* **Short task 1**: In the entries that follow, write out the lines starting at the one containing "performers-label: Performers —" and ending at the one containing "x-tick-labels: 1 2", both included.

Language Corpora – Copyright – Data Protection:
The Legal Point of View
Felix Zimmermann and Timm Lehmberg
1 Introduction
Creating comprehensive and sustainable archives of linguistic
data and making them (or parts of them) accessible to the
research community leads to a number of essential legal
questions being raised by different aspects of law. Like any
discipline handling large amounts of data, the digital humanities
are confronted with a complex system of authorities and
restrictions. From acquisition, through storing and processing
to the annotation and finally publication of the data, there are
a number of rights as well as duties each participant in this
process has to consider. Additionally, some legal systems
provide special rules for the use of data for scientific purposes.
On the one hand the opacity of the legal position leads to the
assumption that, in many cases, linguistic data are used and
transferred in a way that does not comply with legal
requirements. On the other hand there is a noticeable tendency
not to transfer linguistic data for fear of breaking the law (see
Jüttner 2000, and Patzelt 2003).
2 Relevant Areas of Law
Two different areas of law play an important role in the use of
linguistic data for research purposes:
• "Intellectual Property Rights" provide legal protection of
non-material goods which are any kind of intellectual
property of a third party. This includes, amongst others,
literary works as well as databases, software and utility
patents. In terms of law language corpora are defined as
databases.
• "Privacy and Personal Data Protection Law" imposes
restrictions for the processing of any personal data, i.e., any
data that can be linked to an individual. In the face of
linguistic data processing any audio and video recordings (and their transcriptions) as well as metadata that contain
personal information on speakers are covered by this law.
Both areas are relevant to the complete process of data
processing and have to be considered from the initial step of
the data based work (normally the acquisition of the data) to
the time of publication.

* **Short task 2**: Give the passage on language corpora, copyright and data protection again word for word.

* **Listed records**:
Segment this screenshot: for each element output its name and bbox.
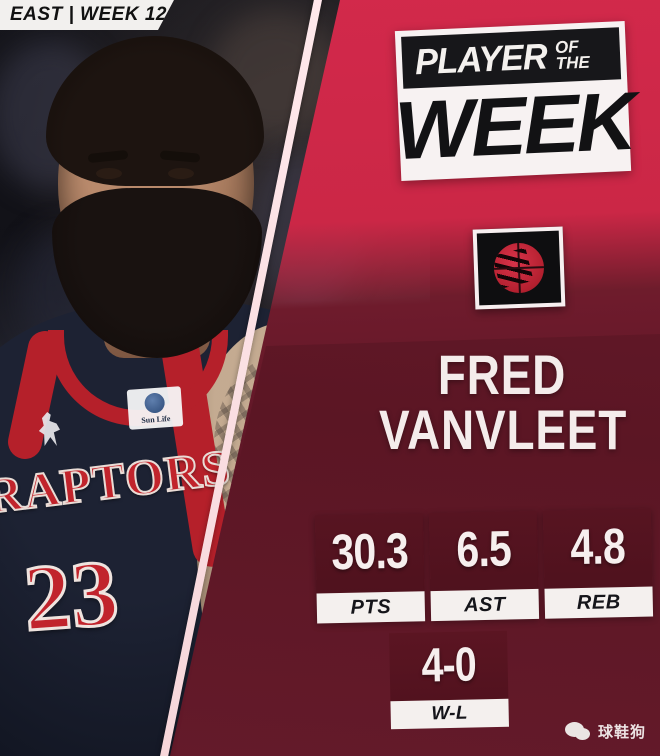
stat-value: 30.3 xyxy=(330,522,409,581)
sun-life-sponsor-patch: Sun Life xyxy=(126,386,184,430)
stat-box-ast: 6.5 AST xyxy=(428,510,540,622)
team-logo-badge xyxy=(472,226,566,310)
raptors-basketball-icon xyxy=(493,242,545,294)
wechat-bubble-small xyxy=(574,727,590,740)
record-label: W-L xyxy=(390,698,509,730)
award-line-player: PLAYER xyxy=(414,35,548,83)
wechat-watermark: 球鞋狗 xyxy=(564,721,646,742)
stat-box-pts: 30.3 PTS xyxy=(314,513,426,624)
sun-life-label: Sun Life xyxy=(140,413,171,425)
player-first-name: FRED xyxy=(437,343,567,406)
award-of-the-stack: OF THE xyxy=(555,37,591,74)
conference-week-banner: EAST | WEEK 12 xyxy=(0,0,174,30)
wechat-account-name: 球鞋狗 xyxy=(597,724,646,741)
stat-value: 4.8 xyxy=(569,518,626,576)
banner-label: EAST | WEEK 12 xyxy=(10,4,167,25)
player-eye xyxy=(168,168,194,179)
player-last-name: VANVLEET xyxy=(379,398,628,462)
stat-label: REB xyxy=(544,586,654,619)
stat-box-reb: 4.8 REB xyxy=(542,508,654,619)
stat-line: 30.3 PTS 6.5 AST 4.8 REB xyxy=(314,508,654,624)
sun-life-globe-icon xyxy=(143,391,166,414)
stat-value: 6.5 xyxy=(455,520,512,578)
player-name: FRED VANVLEET xyxy=(352,343,652,462)
stat-label: PTS xyxy=(316,591,426,624)
record-value: 4-0 xyxy=(420,637,477,693)
player-eye xyxy=(96,168,122,179)
player-of-the-week-lockup: PLAYER OF THE WEEK xyxy=(393,21,635,181)
stat-label: AST xyxy=(430,588,540,622)
stat-box-record: 4-0 W-L xyxy=(389,630,509,730)
award-line-week: WEEK xyxy=(392,75,636,178)
raptor-claw-icon xyxy=(493,247,534,289)
jersey-number: 23 xyxy=(19,539,123,652)
award-line-the: THE xyxy=(555,52,591,74)
player-hair xyxy=(46,36,264,186)
wechat-icon xyxy=(564,721,591,742)
award-week-panel: WEEK xyxy=(393,76,635,177)
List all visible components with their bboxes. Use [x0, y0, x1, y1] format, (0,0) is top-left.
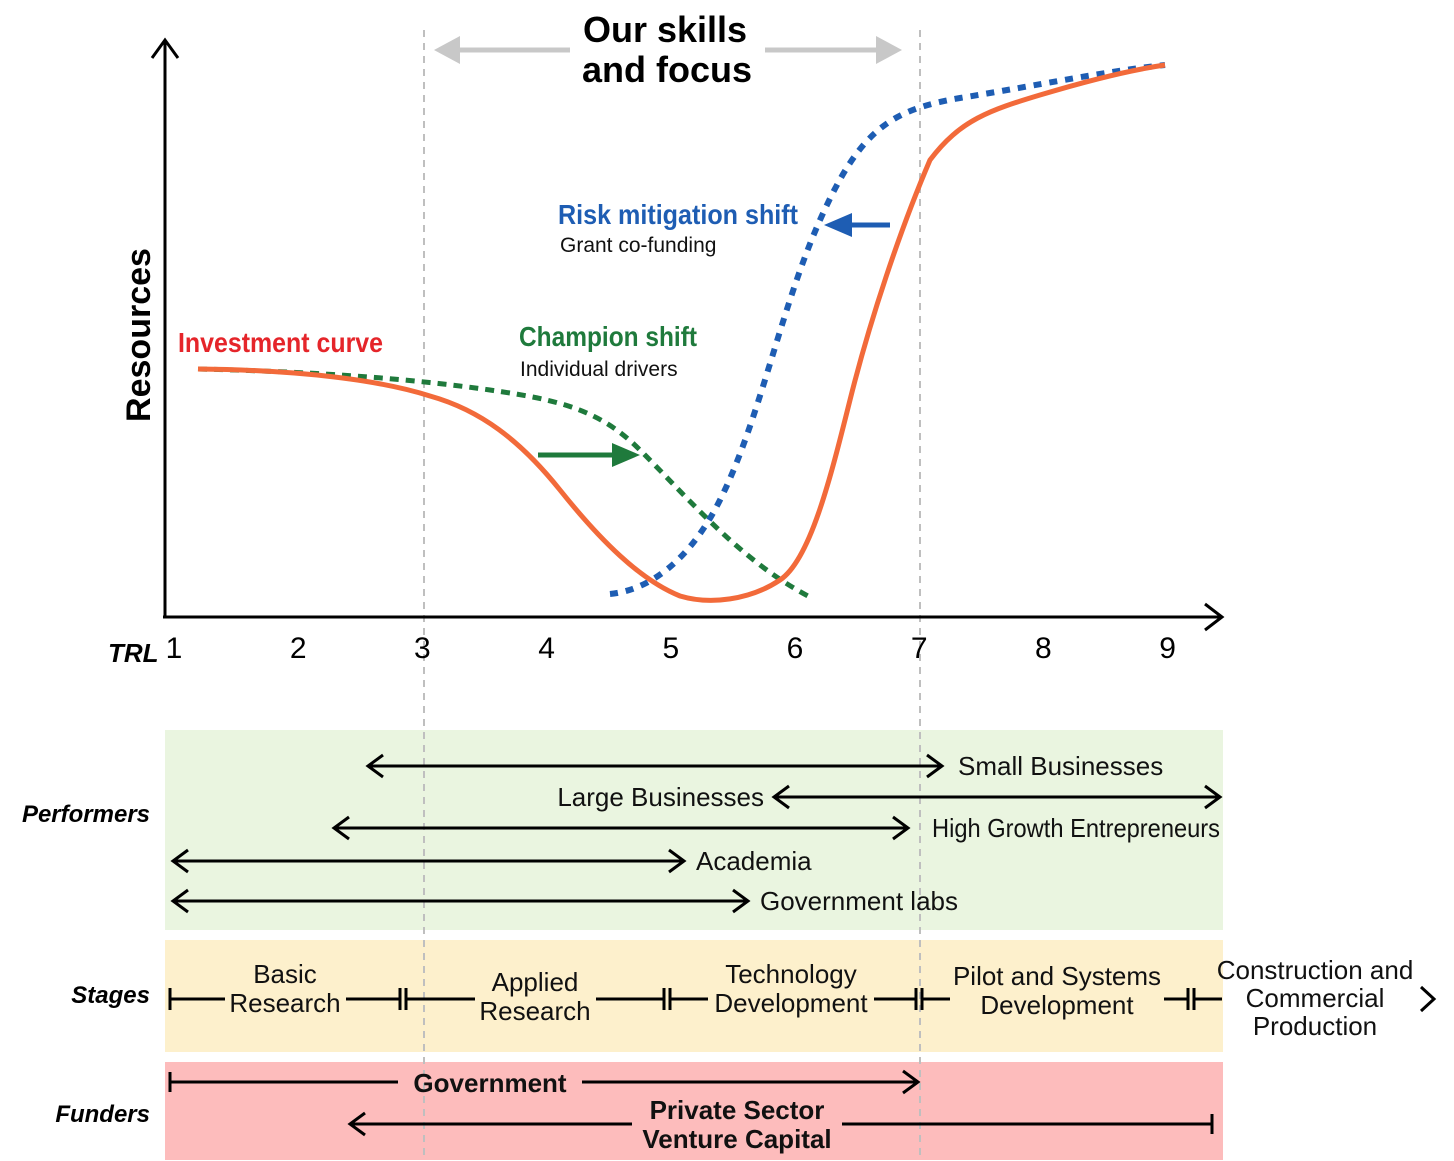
performers-label: Performers — [22, 801, 150, 828]
private-sector-label: Private Sector — [650, 1095, 825, 1125]
government-label: Government — [413, 1068, 566, 1098]
champion-shift-arrow — [538, 443, 640, 467]
x-tick-label: 6 — [787, 632, 804, 665]
x-tick-label: 7 — [911, 632, 928, 665]
risk-curve — [609, 62, 1166, 597]
stage-construction-1: Construction and — [1217, 955, 1414, 985]
stage-applied-2: Research — [479, 996, 590, 1026]
x-tick-label: 4 — [538, 632, 555, 665]
stage-construction-3: Production — [1253, 1011, 1377, 1041]
stage-construction-2: Commercial — [1246, 983, 1385, 1013]
gov-labs-label: Government labs — [760, 886, 958, 916]
x-tick-label: 1 — [166, 632, 183, 665]
title-line2: and focus — [582, 49, 752, 90]
funders-label: Funders — [55, 1101, 150, 1128]
x-tick-label: 9 — [1159, 632, 1176, 665]
stages-band — [165, 940, 1223, 1052]
x-tick-labels: 1 2 3 4 5 6 7 8 9 — [166, 632, 1176, 665]
stage-tech-2: Development — [714, 988, 868, 1018]
x-tick-label: 2 — [290, 632, 307, 665]
gov-labs-arrow — [170, 888, 751, 914]
funders-band — [165, 1062, 1223, 1160]
x-tick-label: 8 — [1035, 632, 1052, 665]
champion-shift-label: Champion shift — [519, 321, 697, 352]
investment-curve — [197, 62, 1166, 603]
focus-arrow-left — [434, 36, 570, 64]
stages-timeline — [168, 985, 1437, 1013]
stage-basic-2: Research — [229, 988, 340, 1018]
stage-tech-1: Technology — [725, 959, 857, 989]
small-businesses-arrow — [365, 753, 945, 779]
risk-shift-label: Risk mitigation shift — [558, 199, 798, 230]
investment-curve-label: Investment curve — [178, 327, 383, 358]
stage-applied-1: Applied — [492, 967, 579, 997]
risk-shift-arrow — [824, 213, 890, 237]
y-axis-label: Resources — [120, 248, 158, 422]
academia-arrow — [170, 848, 687, 874]
title-line1: Our skills — [583, 9, 747, 50]
high-growth-arrow — [331, 815, 911, 841]
stage-pilot-2: Development — [980, 990, 1134, 1020]
performers-band — [165, 730, 1223, 930]
x-axis — [163, 602, 1225, 632]
stage-basic-1: Basic — [253, 959, 317, 989]
venture-capital-label: Venture Capital — [642, 1124, 831, 1154]
high-growth-label: High Growth Entrepreneurs — [932, 813, 1220, 843]
focus-arrow-right — [765, 36, 902, 64]
large-businesses-arrow — [771, 784, 1223, 810]
risk-shift-sub: Grant co-funding — [560, 234, 716, 257]
x-tick-label: 5 — [662, 632, 679, 665]
x-tick-label: 3 — [414, 632, 431, 665]
champion-shift-sub: Individual drivers — [520, 358, 678, 381]
champion-curve — [197, 366, 810, 599]
academia-label: Academia — [696, 846, 812, 876]
large-businesses-label: Large Businesses — [557, 782, 764, 812]
small-businesses-label: Small Businesses — [958, 751, 1163, 781]
x-axis-label: TRL — [108, 638, 159, 668]
stage-pilot-1: Pilot and Systems — [953, 961, 1161, 991]
private-funding-arrow — [347, 1111, 1214, 1137]
y-axis — [150, 37, 180, 617]
stages-label: Stages — [71, 982, 150, 1009]
government-funding-arrow — [168, 1069, 921, 1095]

* **Worked answer 1**:
performers-label: Performers — [22, 801, 150, 828]
private-sector-label: Private Sector — [650, 1095, 825, 1125]
government-label: Government — [413, 1068, 566, 1098]
champion-shift-arrow — [538, 443, 640, 467]
x-tick-label: 6 — [787, 632, 804, 665]
x-tick-label: 7 — [911, 632, 928, 665]
risk-curve — [609, 62, 1166, 597]
stage-construction-1: Construction and — [1217, 955, 1414, 985]
stage-applied-2: Research — [479, 996, 590, 1026]
x-tick-label: 4 — [538, 632, 555, 665]
stage-construction-3: Production — [1253, 1011, 1377, 1041]
stage-construction-2: Commercial — [1246, 983, 1385, 1013]
gov-labs-label: Government labs — [760, 886, 958, 916]
x-tick-label: 1 — [166, 632, 183, 665]
title-line2: and focus — [582, 49, 752, 90]
funders-label: Funders — [55, 1101, 150, 1128]
x-tick-label: 9 — [1159, 632, 1176, 665]
stages-band — [165, 940, 1223, 1052]
x-tick-labels: 1 2 3 4 5 6 7 8 9 — [166, 632, 1176, 665]

* **Worked answer 2**:
Language Corpora – Copyright – Data Protection:
The Legal Point of View
Felix Zimmermann and Timm Lehmberg
1 Introduction
Creating comprehensive and sustainable archives of linguistic
data and making them (or parts of them) accessible to the
research community leads to a number of essential legal
questions being raised by different aspects of law. Like any
discipline handling large amounts of data, the digital humanities
are confronted with a complex system of authorities and
restrictions. From acquisition, through storing and processing
to the annotation and finally publication of the data, there are
a number of rights as well as duties each participant in this
process has to consider. Additionally, some legal systems
provide special rules for the use of data for scientific purposes.
On the one hand the opacity of the legal position leads to the
assumption that, in many cases, linguistic data are used and
transferred in a way that does not comply with legal
requirements. On the other hand there is a noticeable tendency
not to transfer linguistic data for fear of breaking the law (see
Jüttner 2000, and Patzelt 2003).
2 Relevant Areas of Law
Two different areas of law play an important role in the use of
linguistic data for research purposes:
• "Intellectual Property Rights" provide legal protection of
non-material goods which are any kind of intellectual
property of a third party. This includes, amongst others,
literary works as well as databases, software and utility
patents. In terms of law language corpora are defined as
databases.
• "Privacy and Personal Data Protection Law" imposes
restrictions for the processing of any personal data, i.e., any
data that can be linked to an individual. In the face of
linguistic data processing any audio and video recordings (and their transcriptions) as well as metadata that contain
personal information on speakers are covered by this law.
Both areas are relevant to the complete process of data
processing and have to be considered from the initial step of
the data based work (normally the acquisition of the data) to
the time of publication.